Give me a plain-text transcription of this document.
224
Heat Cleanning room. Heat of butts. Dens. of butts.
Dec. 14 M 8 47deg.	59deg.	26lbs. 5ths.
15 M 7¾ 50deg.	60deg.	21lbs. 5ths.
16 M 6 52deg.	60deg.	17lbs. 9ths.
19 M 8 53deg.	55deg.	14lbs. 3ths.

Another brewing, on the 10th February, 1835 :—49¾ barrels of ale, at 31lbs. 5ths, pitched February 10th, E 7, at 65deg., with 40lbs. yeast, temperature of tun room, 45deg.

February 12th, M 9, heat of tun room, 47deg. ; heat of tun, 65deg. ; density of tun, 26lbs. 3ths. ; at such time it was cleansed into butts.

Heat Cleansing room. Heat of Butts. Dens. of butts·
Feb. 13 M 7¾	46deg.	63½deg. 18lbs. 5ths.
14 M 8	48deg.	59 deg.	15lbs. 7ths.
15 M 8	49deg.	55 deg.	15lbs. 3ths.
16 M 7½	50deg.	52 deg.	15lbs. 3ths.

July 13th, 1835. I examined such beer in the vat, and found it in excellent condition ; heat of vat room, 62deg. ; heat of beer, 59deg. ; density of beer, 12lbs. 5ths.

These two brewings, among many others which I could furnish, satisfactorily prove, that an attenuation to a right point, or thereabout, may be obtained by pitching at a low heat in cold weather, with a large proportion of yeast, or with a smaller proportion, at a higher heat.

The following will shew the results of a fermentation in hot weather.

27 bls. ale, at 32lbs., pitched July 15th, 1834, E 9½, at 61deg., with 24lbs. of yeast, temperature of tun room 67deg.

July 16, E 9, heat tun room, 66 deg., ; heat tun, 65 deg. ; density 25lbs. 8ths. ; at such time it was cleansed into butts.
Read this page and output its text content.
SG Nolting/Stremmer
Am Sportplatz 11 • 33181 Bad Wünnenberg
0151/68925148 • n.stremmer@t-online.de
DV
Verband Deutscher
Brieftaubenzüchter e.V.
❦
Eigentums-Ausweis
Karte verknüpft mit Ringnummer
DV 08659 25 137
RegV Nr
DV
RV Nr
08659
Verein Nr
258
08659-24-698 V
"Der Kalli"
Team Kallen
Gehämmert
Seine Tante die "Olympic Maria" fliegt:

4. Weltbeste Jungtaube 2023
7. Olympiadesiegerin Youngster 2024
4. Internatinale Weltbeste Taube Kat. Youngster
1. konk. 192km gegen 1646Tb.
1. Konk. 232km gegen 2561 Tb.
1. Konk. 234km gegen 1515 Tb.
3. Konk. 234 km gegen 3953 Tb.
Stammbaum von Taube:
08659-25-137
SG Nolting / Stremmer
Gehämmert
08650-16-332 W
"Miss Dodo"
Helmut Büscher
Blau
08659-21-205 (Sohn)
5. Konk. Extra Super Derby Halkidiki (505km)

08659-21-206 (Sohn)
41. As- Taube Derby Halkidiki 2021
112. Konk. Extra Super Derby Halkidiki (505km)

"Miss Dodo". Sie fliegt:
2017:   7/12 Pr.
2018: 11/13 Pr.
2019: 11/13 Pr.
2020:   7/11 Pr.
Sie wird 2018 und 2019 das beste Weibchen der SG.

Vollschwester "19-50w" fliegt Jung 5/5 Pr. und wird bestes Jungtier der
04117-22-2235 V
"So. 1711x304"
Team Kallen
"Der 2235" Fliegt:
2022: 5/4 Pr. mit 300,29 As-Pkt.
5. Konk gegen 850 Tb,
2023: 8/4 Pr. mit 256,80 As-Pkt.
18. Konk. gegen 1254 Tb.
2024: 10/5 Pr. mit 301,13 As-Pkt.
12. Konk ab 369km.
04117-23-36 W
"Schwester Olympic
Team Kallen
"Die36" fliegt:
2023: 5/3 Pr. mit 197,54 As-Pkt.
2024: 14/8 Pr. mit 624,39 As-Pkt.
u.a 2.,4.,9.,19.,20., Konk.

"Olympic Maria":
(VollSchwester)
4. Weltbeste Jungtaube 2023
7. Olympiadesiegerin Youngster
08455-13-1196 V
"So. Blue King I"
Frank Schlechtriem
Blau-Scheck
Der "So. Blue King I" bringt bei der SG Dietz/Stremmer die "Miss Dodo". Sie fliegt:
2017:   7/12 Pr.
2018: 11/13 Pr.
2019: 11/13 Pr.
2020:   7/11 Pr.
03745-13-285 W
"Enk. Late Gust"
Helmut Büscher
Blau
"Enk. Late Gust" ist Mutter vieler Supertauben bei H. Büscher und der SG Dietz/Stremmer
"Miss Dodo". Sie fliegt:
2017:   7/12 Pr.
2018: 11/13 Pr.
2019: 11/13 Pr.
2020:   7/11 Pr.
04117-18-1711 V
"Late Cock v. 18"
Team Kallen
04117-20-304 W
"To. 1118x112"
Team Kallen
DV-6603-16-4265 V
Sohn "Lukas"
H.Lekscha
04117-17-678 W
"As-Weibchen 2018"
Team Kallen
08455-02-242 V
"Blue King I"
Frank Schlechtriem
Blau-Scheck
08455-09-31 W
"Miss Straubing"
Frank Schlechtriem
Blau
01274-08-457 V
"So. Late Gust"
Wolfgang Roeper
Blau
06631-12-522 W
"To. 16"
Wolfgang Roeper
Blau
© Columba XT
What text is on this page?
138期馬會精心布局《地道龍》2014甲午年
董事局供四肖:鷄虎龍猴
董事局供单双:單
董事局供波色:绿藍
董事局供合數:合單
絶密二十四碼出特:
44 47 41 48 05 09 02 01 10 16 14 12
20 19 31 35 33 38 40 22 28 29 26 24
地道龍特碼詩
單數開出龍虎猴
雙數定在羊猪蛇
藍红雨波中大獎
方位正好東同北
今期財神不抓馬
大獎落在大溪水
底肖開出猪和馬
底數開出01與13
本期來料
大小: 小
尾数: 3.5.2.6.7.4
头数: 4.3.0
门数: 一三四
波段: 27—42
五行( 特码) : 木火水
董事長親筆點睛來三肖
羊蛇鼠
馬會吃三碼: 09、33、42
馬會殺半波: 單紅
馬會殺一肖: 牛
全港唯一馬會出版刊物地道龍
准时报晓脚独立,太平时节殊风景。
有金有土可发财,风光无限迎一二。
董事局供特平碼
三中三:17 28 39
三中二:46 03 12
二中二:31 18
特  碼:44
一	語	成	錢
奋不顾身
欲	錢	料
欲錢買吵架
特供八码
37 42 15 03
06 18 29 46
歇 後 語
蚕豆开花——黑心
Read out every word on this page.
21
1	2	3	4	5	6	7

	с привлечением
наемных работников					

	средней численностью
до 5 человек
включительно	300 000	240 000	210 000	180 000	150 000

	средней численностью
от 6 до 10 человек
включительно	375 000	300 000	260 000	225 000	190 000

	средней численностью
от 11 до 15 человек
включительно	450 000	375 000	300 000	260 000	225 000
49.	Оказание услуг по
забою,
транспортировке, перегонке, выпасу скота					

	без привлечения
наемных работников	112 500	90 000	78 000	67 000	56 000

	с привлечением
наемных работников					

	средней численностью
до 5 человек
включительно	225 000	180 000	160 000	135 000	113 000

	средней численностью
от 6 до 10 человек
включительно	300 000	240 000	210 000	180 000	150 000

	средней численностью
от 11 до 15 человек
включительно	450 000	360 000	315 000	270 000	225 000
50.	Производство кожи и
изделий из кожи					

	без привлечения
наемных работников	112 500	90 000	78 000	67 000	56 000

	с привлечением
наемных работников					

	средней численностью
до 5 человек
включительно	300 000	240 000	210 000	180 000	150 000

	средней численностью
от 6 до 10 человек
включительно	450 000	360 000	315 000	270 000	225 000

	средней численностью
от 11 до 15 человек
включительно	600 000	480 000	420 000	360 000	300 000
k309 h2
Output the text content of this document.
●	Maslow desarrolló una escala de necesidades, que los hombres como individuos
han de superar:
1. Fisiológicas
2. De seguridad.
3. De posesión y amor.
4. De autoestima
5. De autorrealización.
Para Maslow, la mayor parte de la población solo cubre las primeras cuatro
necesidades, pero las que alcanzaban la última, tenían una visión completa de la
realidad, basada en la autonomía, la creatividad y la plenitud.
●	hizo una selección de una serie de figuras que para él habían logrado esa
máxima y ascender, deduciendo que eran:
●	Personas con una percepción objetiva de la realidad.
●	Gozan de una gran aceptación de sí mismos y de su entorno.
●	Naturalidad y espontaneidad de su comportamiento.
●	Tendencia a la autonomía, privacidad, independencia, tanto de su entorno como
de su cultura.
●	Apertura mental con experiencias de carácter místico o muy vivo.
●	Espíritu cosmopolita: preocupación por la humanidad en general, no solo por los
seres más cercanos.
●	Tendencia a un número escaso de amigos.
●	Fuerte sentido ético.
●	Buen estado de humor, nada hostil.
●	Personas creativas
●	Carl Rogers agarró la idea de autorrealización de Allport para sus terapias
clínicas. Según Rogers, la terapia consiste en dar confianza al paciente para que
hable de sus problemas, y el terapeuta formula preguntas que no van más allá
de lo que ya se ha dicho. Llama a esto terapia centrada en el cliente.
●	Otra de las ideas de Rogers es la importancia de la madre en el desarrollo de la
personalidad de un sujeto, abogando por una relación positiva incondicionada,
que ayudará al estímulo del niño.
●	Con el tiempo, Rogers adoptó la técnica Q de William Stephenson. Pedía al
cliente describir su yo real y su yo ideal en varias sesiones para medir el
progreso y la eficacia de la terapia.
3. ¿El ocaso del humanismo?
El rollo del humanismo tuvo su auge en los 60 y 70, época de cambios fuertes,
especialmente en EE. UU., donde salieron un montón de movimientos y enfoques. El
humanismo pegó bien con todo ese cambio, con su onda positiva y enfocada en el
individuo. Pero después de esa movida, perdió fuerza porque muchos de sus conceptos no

::::::::

> _The request_
Copy out each line of the records that holds the string "Derby".

> _The result_
5. Konk. Extra Super Derby Halkidiki (505km)
41. As- Taube Derby Halkidiki 2021
112. Konk. Extra Super Derby Halkidiki (505km)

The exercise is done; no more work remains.